▸ What you have to do:
Answer these questions from the piece on giving up smoking:
1. How long has it been since the writer threw the cigarettes away?
2. In which month did the writer quit, and after how many years?
3. Which social situations are named as a stiff challenge after giving up?

▸ Passage:
IT'S BEEN seven months and six whole days since I threw my fags away.

Sounds like a Prince song, come to think of it, and while I'm not quite blubbing like Sinead O'Connor, part of me still gets misty-eyed when I think about the pleasures I have left behind.

The truth is, nothing does compare to the feeling you get as you choose your seat at the harbour-side, watch the sun dip beneath the waves and light up for the first time on your hard-earned holiday.

These days I can only watch and dream as the delicate smoke rises seductively from someone else's relaxing cigarette... then wince as it starts to drift my way, reminding me how disgustingly it used to smell.

None of my fellow smokers and ex-smokers can believe I still feel pangs of nostalgia for the habit I finally ditched in March after 25 years, on and off.

I was never a 40-a-day woman, and a lot of my fellow smokers scoffed at me when I told them I'd stubbed out my last cigarette.

"You're not even a smoker!" they insisted. "You only have a fag on a night out - how can you say you're addicted, let alone that you're giving up?"

The fact that I could easily puff my way well into two packets whenever I did get stuck in apparently counted for nothing.

And it seemed to matter just as little that anyone who tried to part me from my cigarettes at that point would be risking permanent disablement or, indeed, death.

Months later, it still feels almost as though I am somehow not entitled to feel pangs of nostalgia for smoking.

A curious bravado is involved, as if only those who reach for the packet in their sleep can qualify for 'proper smoker' status.

But after I gave up, it was weeks and weeks before I felt safely able to go into a social situation where I knew there would be smokers. Pubs, parties, a day at the races, a meal out - all presented a stiff challenge to my less-than-iron will.

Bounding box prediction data

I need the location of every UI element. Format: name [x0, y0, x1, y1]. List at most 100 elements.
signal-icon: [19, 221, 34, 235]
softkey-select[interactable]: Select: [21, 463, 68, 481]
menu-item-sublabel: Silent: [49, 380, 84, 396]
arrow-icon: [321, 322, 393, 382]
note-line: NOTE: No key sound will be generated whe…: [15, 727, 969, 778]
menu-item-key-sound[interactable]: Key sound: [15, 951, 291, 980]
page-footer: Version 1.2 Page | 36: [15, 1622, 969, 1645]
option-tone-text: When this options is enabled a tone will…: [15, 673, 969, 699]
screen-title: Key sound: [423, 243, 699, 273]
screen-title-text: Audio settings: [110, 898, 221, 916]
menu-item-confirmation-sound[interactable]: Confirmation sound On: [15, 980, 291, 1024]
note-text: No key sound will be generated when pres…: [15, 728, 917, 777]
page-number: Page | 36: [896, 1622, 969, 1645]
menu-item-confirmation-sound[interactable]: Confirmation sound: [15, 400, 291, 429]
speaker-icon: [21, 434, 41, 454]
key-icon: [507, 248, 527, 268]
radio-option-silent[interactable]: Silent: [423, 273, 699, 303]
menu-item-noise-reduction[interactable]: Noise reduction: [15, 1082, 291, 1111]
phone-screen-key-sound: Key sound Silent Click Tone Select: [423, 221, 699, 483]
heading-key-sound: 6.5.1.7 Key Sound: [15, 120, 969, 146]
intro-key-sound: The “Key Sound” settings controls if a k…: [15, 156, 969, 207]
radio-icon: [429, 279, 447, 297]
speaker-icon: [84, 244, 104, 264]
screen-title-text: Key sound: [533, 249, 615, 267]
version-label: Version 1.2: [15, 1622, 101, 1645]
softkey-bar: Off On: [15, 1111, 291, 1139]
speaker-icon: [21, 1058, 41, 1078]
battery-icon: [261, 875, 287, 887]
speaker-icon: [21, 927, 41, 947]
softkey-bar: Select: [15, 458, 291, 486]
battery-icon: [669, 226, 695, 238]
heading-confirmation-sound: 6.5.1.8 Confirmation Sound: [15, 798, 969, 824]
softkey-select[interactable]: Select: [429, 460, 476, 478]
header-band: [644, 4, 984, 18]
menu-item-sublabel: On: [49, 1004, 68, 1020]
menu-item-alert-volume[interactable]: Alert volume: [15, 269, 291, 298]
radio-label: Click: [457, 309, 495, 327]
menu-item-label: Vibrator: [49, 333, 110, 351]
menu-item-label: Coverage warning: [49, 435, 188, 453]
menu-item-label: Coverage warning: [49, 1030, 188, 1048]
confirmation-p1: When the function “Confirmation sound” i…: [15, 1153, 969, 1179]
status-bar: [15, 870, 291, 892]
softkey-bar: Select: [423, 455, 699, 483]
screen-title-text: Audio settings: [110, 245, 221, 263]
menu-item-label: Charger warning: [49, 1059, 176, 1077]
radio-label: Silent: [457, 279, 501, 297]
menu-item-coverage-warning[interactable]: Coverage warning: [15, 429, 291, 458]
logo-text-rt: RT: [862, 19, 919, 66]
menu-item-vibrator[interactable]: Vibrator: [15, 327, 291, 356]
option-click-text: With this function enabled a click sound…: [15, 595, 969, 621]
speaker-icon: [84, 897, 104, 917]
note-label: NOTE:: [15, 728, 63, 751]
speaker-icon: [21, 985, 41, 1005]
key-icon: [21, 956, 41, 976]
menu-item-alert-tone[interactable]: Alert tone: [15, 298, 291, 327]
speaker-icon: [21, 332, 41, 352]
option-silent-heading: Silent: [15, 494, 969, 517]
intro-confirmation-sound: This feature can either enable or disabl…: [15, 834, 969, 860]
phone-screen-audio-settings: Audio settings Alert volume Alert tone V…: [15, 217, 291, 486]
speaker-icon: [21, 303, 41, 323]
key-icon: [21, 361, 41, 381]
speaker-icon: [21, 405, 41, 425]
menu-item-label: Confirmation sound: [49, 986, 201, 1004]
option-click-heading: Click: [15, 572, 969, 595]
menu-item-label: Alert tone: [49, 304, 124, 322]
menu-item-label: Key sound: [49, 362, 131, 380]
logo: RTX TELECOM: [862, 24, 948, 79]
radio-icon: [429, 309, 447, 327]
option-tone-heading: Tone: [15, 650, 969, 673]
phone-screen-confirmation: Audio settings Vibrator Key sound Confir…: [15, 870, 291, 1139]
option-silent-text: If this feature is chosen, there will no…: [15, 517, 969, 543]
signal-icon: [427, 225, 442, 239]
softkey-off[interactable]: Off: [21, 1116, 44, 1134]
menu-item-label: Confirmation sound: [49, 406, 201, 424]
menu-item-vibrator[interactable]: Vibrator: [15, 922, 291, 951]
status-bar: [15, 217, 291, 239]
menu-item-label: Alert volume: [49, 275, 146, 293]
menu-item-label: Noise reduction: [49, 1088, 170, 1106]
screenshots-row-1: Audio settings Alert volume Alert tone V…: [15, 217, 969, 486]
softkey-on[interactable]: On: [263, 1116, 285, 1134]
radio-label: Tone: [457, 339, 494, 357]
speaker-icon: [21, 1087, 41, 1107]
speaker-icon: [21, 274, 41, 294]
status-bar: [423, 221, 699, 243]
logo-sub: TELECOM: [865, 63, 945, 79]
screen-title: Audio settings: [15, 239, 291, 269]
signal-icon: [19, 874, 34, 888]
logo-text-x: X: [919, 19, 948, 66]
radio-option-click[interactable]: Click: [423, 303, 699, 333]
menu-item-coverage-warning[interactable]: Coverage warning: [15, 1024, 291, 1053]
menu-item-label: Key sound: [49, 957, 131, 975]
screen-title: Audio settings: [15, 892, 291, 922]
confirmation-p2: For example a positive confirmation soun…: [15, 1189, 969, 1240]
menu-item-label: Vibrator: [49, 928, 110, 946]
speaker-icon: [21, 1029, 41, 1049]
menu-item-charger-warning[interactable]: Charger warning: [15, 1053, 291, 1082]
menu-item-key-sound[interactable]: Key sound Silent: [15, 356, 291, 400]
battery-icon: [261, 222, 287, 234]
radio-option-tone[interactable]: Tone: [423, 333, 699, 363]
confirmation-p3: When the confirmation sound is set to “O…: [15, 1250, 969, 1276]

▸ Completed task:
1. Seven months and six whole days.
2. March, after 25 years, on and off.
3. Pubs, parties, a day at the races, and a meal out.